| Exercise |
Repeat the records below exactly, leaving out any pictures.

| Given records |
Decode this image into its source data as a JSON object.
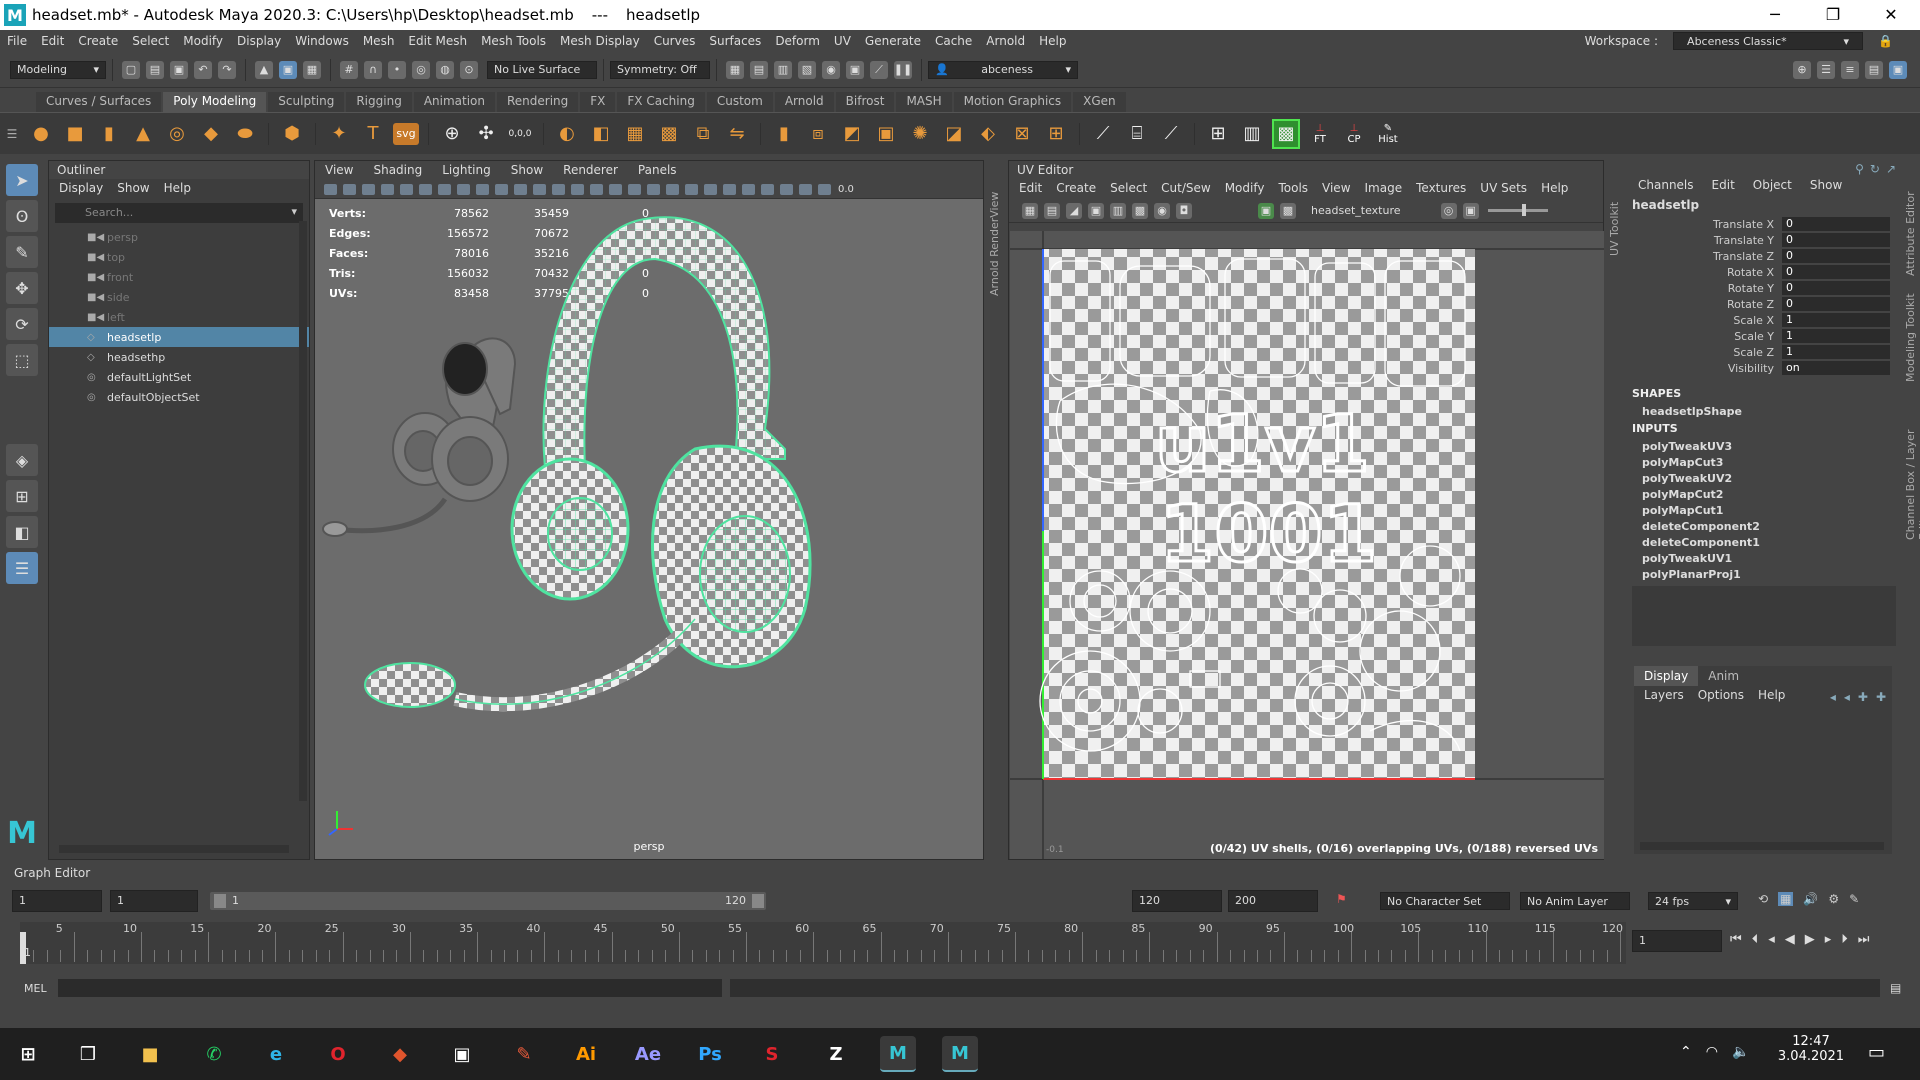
{
  "title": {
    "text": "headset.mb* - Autodesk Maya 2020.3: C:\\Users\\hp\\Desktop\\headset.mb",
    "sep": "---",
    "object": "headsetlp",
    "controls": [
      "─",
      "❐",
      "✕"
    ]
  },
  "menu": [
    "File",
    "Edit",
    "Create",
    "Select",
    "Modify",
    "Display",
    "Windows",
    "Mesh",
    "Edit Mesh",
    "Mesh Tools",
    "Mesh Display",
    "Curves",
    "Surfaces",
    "Deform",
    "UV",
    "Generate",
    "Cache",
    "Arnold",
    "Help"
  ],
  "workspace": {
    "label": "Workspace :",
    "value": "Abceness Classic*"
  },
  "status": {
    "mode": "Modeling",
    "live_surface": "No Live Surface",
    "symmetry": "Symmetry: Off",
    "user": "abceness"
  },
  "shelf_tabs": [
    "Curves / Surfaces",
    "Poly Modeling",
    "Sculpting",
    "Rigging",
    "Animation",
    "Rendering",
    "FX",
    "FX Caching",
    "Custom",
    "Arnold",
    "Bifrost",
    "MASH",
    "Motion Graphics",
    "XGen"
  ],
  "shelf_active": "Poly Modeling",
  "shelf_labels": {
    "t": "T",
    "svg": "svg",
    "ft": "FT",
    "cp": "CP",
    "hist": "Hist",
    "coord": "0,0,0"
  },
  "outliner": {
    "title": "Outliner",
    "menu": [
      "Display",
      "Show",
      "Help"
    ],
    "search": "Search...",
    "items": [
      {
        "name": "persp",
        "dim": true,
        "icon": "cam"
      },
      {
        "name": "top",
        "dim": true,
        "icon": "cam"
      },
      {
        "name": "front",
        "dim": true,
        "icon": "cam"
      },
      {
        "name": "side",
        "dim": true,
        "icon": "cam"
      },
      {
        "name": "left",
        "dim": true,
        "icon": "cam"
      },
      {
        "name": "headsetlp",
        "sel": true,
        "icon": "mesh"
      },
      {
        "name": "headsethp",
        "icon": "mesh"
      },
      {
        "name": "defaultLightSet",
        "icon": "set"
      },
      {
        "name": "defaultObjectSet",
        "icon": "set"
      }
    ]
  },
  "viewport": {
    "menu": [
      "View",
      "Shading",
      "Lighting",
      "Show",
      "Renderer",
      "Panels"
    ],
    "camera": "persp",
    "toolbar_value": "0.0",
    "hud": [
      {
        "label": "Verts:",
        "a": "78562",
        "b": "35459",
        "c": "0"
      },
      {
        "label": "Edges:",
        "a": "156572",
        "b": "70672",
        "c": "0"
      },
      {
        "label": "Faces:",
        "a": "78016",
        "b": "35216",
        "c": "0"
      },
      {
        "label": "Tris:",
        "a": "156032",
        "b": "70432",
        "c": "0"
      },
      {
        "label": "UVs:",
        "a": "83458",
        "b": "37795",
        "c": "0"
      }
    ]
  },
  "side_tabs": {
    "arnold": "Arnold RenderView",
    "uvtoolkit": "UV Toolkit",
    "attr": "Attribute Editor",
    "modeling": "Modeling Toolkit",
    "channel": "Channel Box / Layer Editor"
  },
  "uv_editor": {
    "title": "UV Editor",
    "menu": [
      "Edit",
      "Create",
      "Select",
      "Cut/Sew",
      "Modify",
      "Tools",
      "View",
      "Image",
      "Textures",
      "UV Sets",
      "Help"
    ],
    "texture": "headset_texture",
    "tile_top": "u1v1",
    "tile_bottom": "1001",
    "origin": "-0.1",
    "status": "(0/42) UV shells, (0/16) overlapping UVs, (0/188) reversed UVs"
  },
  "channel_box": {
    "menu": [
      "Channels",
      "Edit",
      "Object",
      "Show"
    ],
    "object": "headsetlp",
    "channels": [
      {
        "name": "Translate X",
        "value": "0"
      },
      {
        "name": "Translate Y",
        "value": "0"
      },
      {
        "name": "Translate Z",
        "value": "0"
      },
      {
        "name": "Rotate X",
        "value": "0"
      },
      {
        "name": "Rotate Y",
        "value": "0"
      },
      {
        "name": "Rotate Z",
        "value": "0"
      },
      {
        "name": "Scale X",
        "value": "1"
      },
      {
        "name": "Scale Y",
        "value": "1"
      },
      {
        "name": "Scale Z",
        "value": "1"
      },
      {
        "name": "Visibility",
        "value": "on"
      }
    ],
    "shapes_label": "SHAPES",
    "shape": "headsetlpShape",
    "inputs_label": "INPUTS",
    "inputs": [
      "polyTweakUV3",
      "polyMapCut3",
      "polyTweakUV2",
      "polyMapCut2",
      "polyMapCut1",
      "deleteComponent2",
      "deleteComponent1",
      "polyTweakUV1",
      "polyPlanarProj1"
    ]
  },
  "layers": {
    "tabs": [
      "Display",
      "Anim"
    ],
    "menu": [
      "Layers",
      "Options",
      "Help"
    ]
  },
  "graph_editor": "Graph Editor",
  "range": {
    "start": "1",
    "inner_start": "1",
    "slider_start": "1",
    "slider_end": "120",
    "end": "120",
    "outer_end": "200",
    "character": "No Character Set",
    "anim_layer": "No Anim Layer",
    "fps": "24 fps"
  },
  "timeline": {
    "labels": [
      "5",
      "10",
      "15",
      "20",
      "25",
      "30",
      "35",
      "40",
      "45",
      "50",
      "55",
      "60",
      "65",
      "70",
      "75",
      "80",
      "85",
      "90",
      "95",
      "100",
      "105",
      "110",
      "115",
      "120"
    ],
    "current": "1",
    "current_frame": "1"
  },
  "mel": {
    "label": "MEL"
  },
  "taskbar": {
    "time": "12:47",
    "date": "3.04.2021",
    "apps": [
      {
        "name": "start",
        "glyph": "⊞",
        "color": "#ffffff"
      },
      {
        "name": "taskview",
        "glyph": "❒",
        "color": "#ffffff"
      },
      {
        "name": "explorer",
        "glyph": "■",
        "color": "#f2c14e"
      },
      {
        "name": "whatsapp",
        "glyph": "✆",
        "color": "#25d366"
      },
      {
        "name": "edge",
        "glyph": "e",
        "color": "#2fb4e8"
      },
      {
        "name": "opera",
        "glyph": "O",
        "color": "#e0242d"
      },
      {
        "name": "substance-painter",
        "glyph": "◆",
        "color": "#e0552d"
      },
      {
        "name": "substance-designer",
        "glyph": "▣",
        "color": "#ffffff"
      },
      {
        "name": "pen-app",
        "glyph": "✎",
        "color": "#e85a3a"
      },
      {
        "name": "illustrator",
        "glyph": "Ai",
        "color": "#ff9a00"
      },
      {
        "name": "after-effects",
        "glyph": "Ae",
        "color": "#9999ff"
      },
      {
        "name": "photoshop",
        "glyph": "Ps",
        "color": "#31a8ff"
      },
      {
        "name": "substance",
        "glyph": "S",
        "color": "#e0242d"
      },
      {
        "name": "zbrush",
        "glyph": "Z",
        "color": "#ffffff"
      },
      {
        "name": "maya",
        "glyph": "M",
        "color": "#37c6d4"
      },
      {
        "name": "maya-2",
        "glyph": "M",
        "color": "#37c6d4"
      }
    ]
  },
  "colors": {
    "accent": "#5285a6",
    "wire": "#4fe3a0",
    "checker_a": "#f0f0f0",
    "checker_b": "#9a9a9a"
  }
}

| Written response |
Decode this image into its source data as a JSON object.
{
  "title": {
    "text": "headset.mb* - Autodesk Maya 2020.3: C:\\Users\\hp\\Desktop\\headset.mb",
    "sep": "---",
    "object": "headsetlp",
    "controls": [
      "─",
      "❐",
      "✕"
    ]
  },
  "menu": [
    "File",
    "Edit",
    "Create",
    "Select",
    "Modify",
    "Display",
    "Windows",
    "Mesh",
    "Edit Mesh",
    "Mesh Tools",
    "Mesh Display",
    "Curves",
    "Surfaces",
    "Deform",
    "UV",
    "Generate",
    "Cache",
    "Arnold",
    "Help"
  ],
  "workspace": {
    "label": "Workspace :",
    "value": "Abceness Classic*"
  },
  "status": {
    "mode": "Modeling",
    "live_surface": "No Live Surface",
    "symmetry": "Symmetry: Off",
    "user": "abceness"
  },
  "shelf_tabs": [
    "Curves / Surfaces",
    "Poly Modeling",
    "Sculpting",
    "Rigging",
    "Animation",
    "Rendering",
    "FX",
    "FX Caching",
    "Custom",
    "Arnold",
    "Bifrost",
    "MASH",
    "Motion Graphics",
    "XGen"
  ],
  "shelf_active": "Poly Modeling",
  "shelf_labels": {
    "t": "T",
    "svg": "svg",
    "ft": "FT",
    "cp": "CP",
    "hist": "Hist",
    "coord": "0,0,0"
  },
  "outliner": {
    "title": "Outliner",
    "menu": [
      "Display",
      "Show",
      "Help"
    ],
    "search": "Search...",
    "items": [
      {
        "name": "persp",
        "dim": true,
        "icon": "cam"
      },
      {
        "name": "top",
        "dim": true,
        "icon": "cam"
      },
      {
        "name": "front",
        "dim": true,
        "icon": "cam"
      },
      {
        "name": "side",
        "dim": true,
        "icon": "cam"
      },
      {
        "name": "left",
        "dim": true,
        "icon": "cam"
      },
      {
        "name": "headsetlp",
        "sel": true,
        "icon": "mesh"
      },
      {
        "name": "headsethp",
        "icon": "mesh"
      },
      {
        "name": "defaultLightSet",
        "icon": "set"
      },
      {
        "name": "defaultObjectSet",
        "icon": "set"
      }
    ]
  },
  "viewport": {
    "menu": [
      "View",
      "Shading",
      "Lighting",
      "Show",
      "Renderer",
      "Panels"
    ],
    "camera": "persp",
    "toolbar_value": "0.0",
    "hud": [
      {
        "label": "Verts:",
        "a": "78562",
        "b": "35459",
        "c": "0"
      },
      {
        "label": "Edges:",
        "a": "156572",
        "b": "70672",
        "c": "0"
      },
      {
        "label": "Faces:",
        "a": "78016",
        "b": "35216",
        "c": "0"
      },
      {
        "label": "Tris:",
        "a": "156032",
        "b": "70432",
        "c": "0"
      },
      {
        "label": "UVs:",
        "a": "83458",
        "b": "37795",
        "c": "0"
      }
    ]
  },
  "side_tabs": {
    "arnold": "Arnold RenderView",
    "uvtoolkit": "UV Toolkit",
    "attr": "Attribute Editor",
    "modeling": "Modeling Toolkit",
    "channel": "Channel Box / Layer Editor"
  },
  "uv_editor": {
    "title": "UV Editor",
    "menu": [
      "Edit",
      "Create",
      "Select",
      "Cut/Sew",
      "Modify",
      "Tools",
      "View",
      "Image",
      "Textures",
      "UV Sets",
      "Help"
    ],
    "texture": "headset_texture",
    "tile_top": "u1v1",
    "tile_bottom": "1001",
    "origin": "-0.1",
    "status": "(0/42) UV shells, (0/16) overlapping UVs, (0/188) reversed UVs"
  },
  "channel_box": {
    "menu": [
      "Channels",
      "Edit",
      "Object",
      "Show"
    ],
    "object": "headsetlp",
    "channels": [
      {
        "name": "Translate X",
        "value": "0"
      },
      {
        "name": "Translate Y",
        "value": "0"
      },
      {
        "name": "Translate Z",
        "value": "0"
      },
      {
        "name": "Rotate X",
        "value": "0"
      },
      {
        "name": "Rotate Y",
        "value": "0"
      },
      {
        "name": "Rotate Z",
        "value": "0"
      },
      {
        "name": "Scale X",
        "value": "1"
      },
      {
        "name": "Scale Y",
        "value": "1"
      },
      {
        "name": "Scale Z",
        "value": "1"
      },
      {
        "name": "Visibility",
        "value": "on"
      }
    ],
    "shapes_label": "SHAPES",
    "shape": "headsetlpShape",
    "inputs_label": "INPUTS",
    "inputs": [
      "polyTweakUV3",
      "polyMapCut3",
      "polyTweakUV2",
      "polyMapCut2",
      "polyMapCut1",
      "deleteComponent2",
      "deleteComponent1",
      "polyTweakUV1",
      "polyPlanarProj1"
    ]
  },
  "layers": {
    "tabs": [
      "Display",
      "Anim"
    ],
    "menu": [
      "Layers",
      "Options",
      "Help"
    ]
  },
  "graph_editor": "Graph Editor",
  "range": {
    "start": "1",
    "inner_start": "1",
    "slider_start": "1",
    "slider_end": "120",
    "end": "120",
    "outer_end": "200",
    "character": "No Character Set",
    "anim_layer": "No Anim Layer",
    "fps": "24 fps"
  },
  "timeline": {
    "labels": [
      "5",
      "10",
      "15",
      "20",
      "25",
      "30",
      "35",
      "40",
      "45",
      "50",
      "55",
      "60",
      "65",
      "70",
      "75",
      "80",
      "85",
      "90",
      "95",
      "100",
      "105",
      "110",
      "115",
      "120"
    ],
    "current": "1",
    "current_frame": "1"
  },
  "mel": {
    "label": "MEL"
  },
  "taskbar": {
    "time": "12:47",
    "date": "3.04.2021",
    "apps": [
      {
        "name": "start",
        "glyph": "⊞",
        "color": "#ffffff"
      },
      {
        "name": "taskview",
        "glyph": "❒",
        "color": "#ffffff"
      },
      {
        "name": "explorer",
        "glyph": "■",
        "color": "#f2c14e"
      },
      {
        "name": "whatsapp",
        "glyph": "✆",
        "color": "#25d366"
      },
      {
        "name": "edge",
        "glyph": "e",
        "color": "#2fb4e8"
      },
      {
        "name": "opera",
        "glyph": "O",
        "color": "#e0242d"
      },
      {
        "name": "substance-painter",
        "glyph": "◆",
        "color": "#e0552d"
      },
      {
        "name": "substance-designer",
        "glyph": "▣",
        "color": "#ffffff"
      },
      {
        "name": "pen-app",
        "glyph": "✎",
        "color": "#e85a3a"
      },
      {
        "name": "illustrator",
        "glyph": "Ai",
        "color": "#ff9a00"
      },
      {
        "name": "after-effects",
        "glyph": "Ae",
        "color": "#9999ff"
      },
      {
        "name": "photoshop",
        "glyph": "Ps",
        "color": "#31a8ff"
      },
      {
        "name": "substance",
        "glyph": "S",
        "color": "#e0242d"
      },
      {
        "name": "zbrush",
        "glyph": "Z",
        "color": "#ffffff"
      },
      {
        "name": "maya",
        "glyph": "M",
        "color": "#37c6d4"
      },
      {
        "name": "maya-2",
        "glyph": "M",
        "color": "#37c6d4"
      }
    ]
  },
  "colors": {
    "accent": "#5285a6",
    "wire": "#4fe3a0",
    "checker_a": "#f0f0f0",
    "checker_b": "#9a9a9a"
  }
}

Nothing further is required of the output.